Given task >> List the lines of this listing that hold the word "ULUL".

Data for this task >>

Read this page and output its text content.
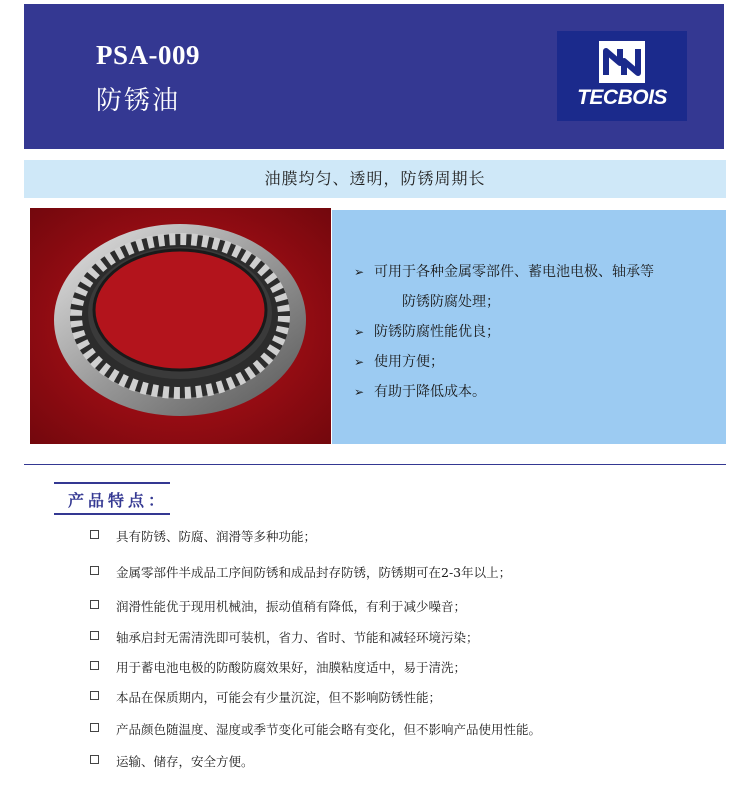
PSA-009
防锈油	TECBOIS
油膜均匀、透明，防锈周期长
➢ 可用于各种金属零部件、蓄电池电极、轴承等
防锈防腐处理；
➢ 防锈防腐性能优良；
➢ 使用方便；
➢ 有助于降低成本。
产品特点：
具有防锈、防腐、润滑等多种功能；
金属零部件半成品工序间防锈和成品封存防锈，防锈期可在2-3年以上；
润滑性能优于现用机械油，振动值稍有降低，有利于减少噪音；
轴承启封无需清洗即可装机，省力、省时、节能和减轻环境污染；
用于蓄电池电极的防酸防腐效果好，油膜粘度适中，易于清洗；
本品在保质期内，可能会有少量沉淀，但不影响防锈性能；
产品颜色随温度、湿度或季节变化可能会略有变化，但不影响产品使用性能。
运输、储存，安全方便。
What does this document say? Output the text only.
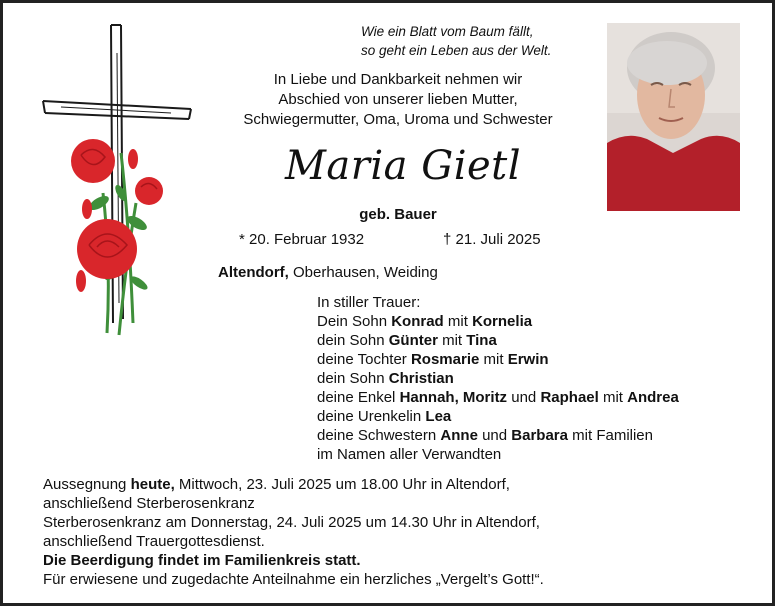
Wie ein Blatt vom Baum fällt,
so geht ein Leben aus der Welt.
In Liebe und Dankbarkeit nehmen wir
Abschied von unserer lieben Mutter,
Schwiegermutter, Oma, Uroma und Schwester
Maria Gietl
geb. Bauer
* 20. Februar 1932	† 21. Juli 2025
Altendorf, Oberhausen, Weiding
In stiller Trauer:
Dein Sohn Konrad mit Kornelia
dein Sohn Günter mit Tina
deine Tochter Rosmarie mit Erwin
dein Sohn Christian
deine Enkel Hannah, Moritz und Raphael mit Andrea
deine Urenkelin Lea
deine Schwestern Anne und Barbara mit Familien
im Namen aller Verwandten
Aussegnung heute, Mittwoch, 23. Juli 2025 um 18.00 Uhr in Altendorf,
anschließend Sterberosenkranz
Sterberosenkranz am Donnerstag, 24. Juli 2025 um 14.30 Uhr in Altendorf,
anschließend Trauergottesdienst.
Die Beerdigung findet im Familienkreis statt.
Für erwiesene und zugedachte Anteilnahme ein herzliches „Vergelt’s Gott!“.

--

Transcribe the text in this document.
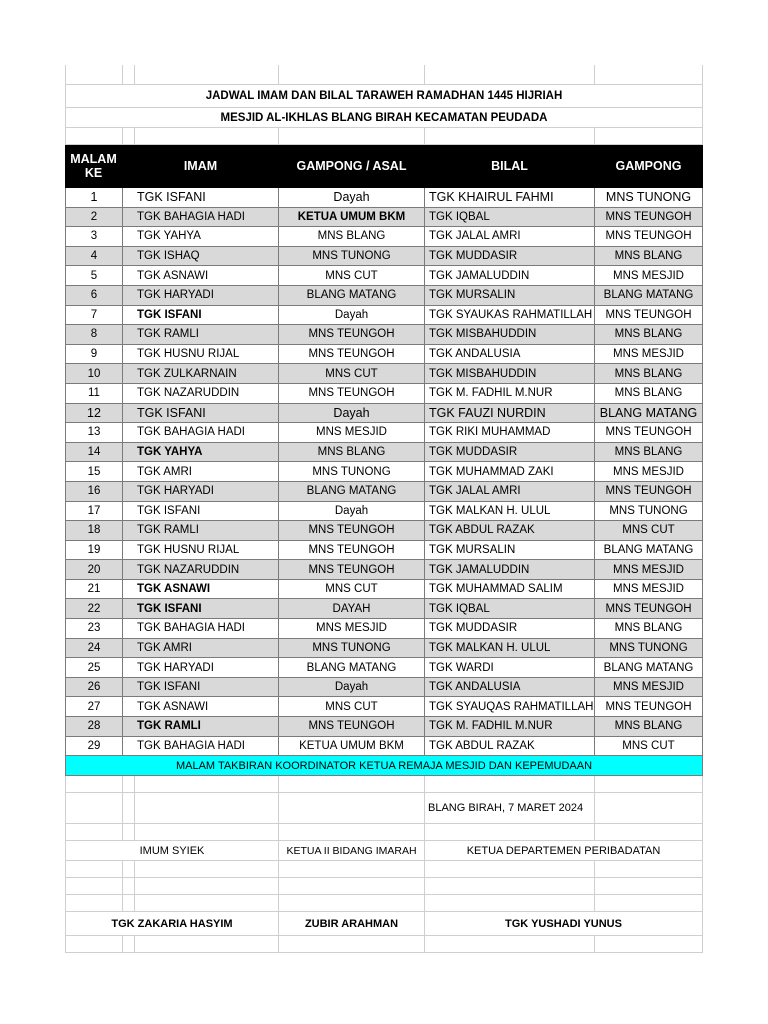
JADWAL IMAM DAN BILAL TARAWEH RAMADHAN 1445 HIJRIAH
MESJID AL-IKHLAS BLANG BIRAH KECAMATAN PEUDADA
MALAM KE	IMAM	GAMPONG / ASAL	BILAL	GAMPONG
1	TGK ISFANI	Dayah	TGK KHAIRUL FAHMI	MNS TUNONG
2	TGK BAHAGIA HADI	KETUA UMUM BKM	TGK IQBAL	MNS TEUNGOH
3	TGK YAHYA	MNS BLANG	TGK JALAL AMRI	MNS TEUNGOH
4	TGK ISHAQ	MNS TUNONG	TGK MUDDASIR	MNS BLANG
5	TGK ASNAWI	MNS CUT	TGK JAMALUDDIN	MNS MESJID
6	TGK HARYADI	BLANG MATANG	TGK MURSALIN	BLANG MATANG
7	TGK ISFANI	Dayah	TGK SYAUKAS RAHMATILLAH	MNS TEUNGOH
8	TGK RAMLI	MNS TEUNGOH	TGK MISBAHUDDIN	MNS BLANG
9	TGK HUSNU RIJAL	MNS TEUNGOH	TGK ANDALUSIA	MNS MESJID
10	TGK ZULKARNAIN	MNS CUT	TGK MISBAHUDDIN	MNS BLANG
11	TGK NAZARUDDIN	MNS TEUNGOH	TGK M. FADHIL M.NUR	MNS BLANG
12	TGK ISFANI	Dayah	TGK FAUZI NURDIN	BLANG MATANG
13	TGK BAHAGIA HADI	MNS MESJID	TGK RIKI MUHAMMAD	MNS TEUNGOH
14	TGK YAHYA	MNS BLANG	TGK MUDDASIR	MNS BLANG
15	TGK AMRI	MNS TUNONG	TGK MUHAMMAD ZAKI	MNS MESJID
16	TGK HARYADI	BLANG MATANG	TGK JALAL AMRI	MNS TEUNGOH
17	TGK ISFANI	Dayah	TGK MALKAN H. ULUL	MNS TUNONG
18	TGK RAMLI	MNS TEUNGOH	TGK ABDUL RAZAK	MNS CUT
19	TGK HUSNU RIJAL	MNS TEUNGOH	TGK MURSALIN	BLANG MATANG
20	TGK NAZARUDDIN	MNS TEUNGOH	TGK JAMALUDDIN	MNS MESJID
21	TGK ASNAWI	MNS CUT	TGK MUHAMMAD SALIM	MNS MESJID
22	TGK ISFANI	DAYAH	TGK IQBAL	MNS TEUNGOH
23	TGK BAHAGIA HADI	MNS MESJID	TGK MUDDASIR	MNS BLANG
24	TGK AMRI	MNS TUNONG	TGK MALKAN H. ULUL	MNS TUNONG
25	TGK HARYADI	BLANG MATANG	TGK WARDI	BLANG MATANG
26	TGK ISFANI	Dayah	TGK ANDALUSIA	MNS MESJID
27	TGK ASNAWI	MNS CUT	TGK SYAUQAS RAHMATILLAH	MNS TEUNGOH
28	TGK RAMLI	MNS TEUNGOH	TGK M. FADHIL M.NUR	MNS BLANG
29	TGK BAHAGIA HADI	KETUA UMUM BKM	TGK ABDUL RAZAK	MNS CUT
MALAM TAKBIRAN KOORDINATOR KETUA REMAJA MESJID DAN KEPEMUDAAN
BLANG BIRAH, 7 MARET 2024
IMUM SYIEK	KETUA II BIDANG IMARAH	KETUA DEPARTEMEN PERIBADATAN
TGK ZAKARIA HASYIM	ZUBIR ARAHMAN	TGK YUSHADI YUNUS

Output below >>
17	TGK ISFANI	Dayah	TGK MALKAN H. ULUL	MNS TUNONG
24	TGK AMRI	MNS TUNONG	TGK MALKAN H. ULUL	MNS TUNONG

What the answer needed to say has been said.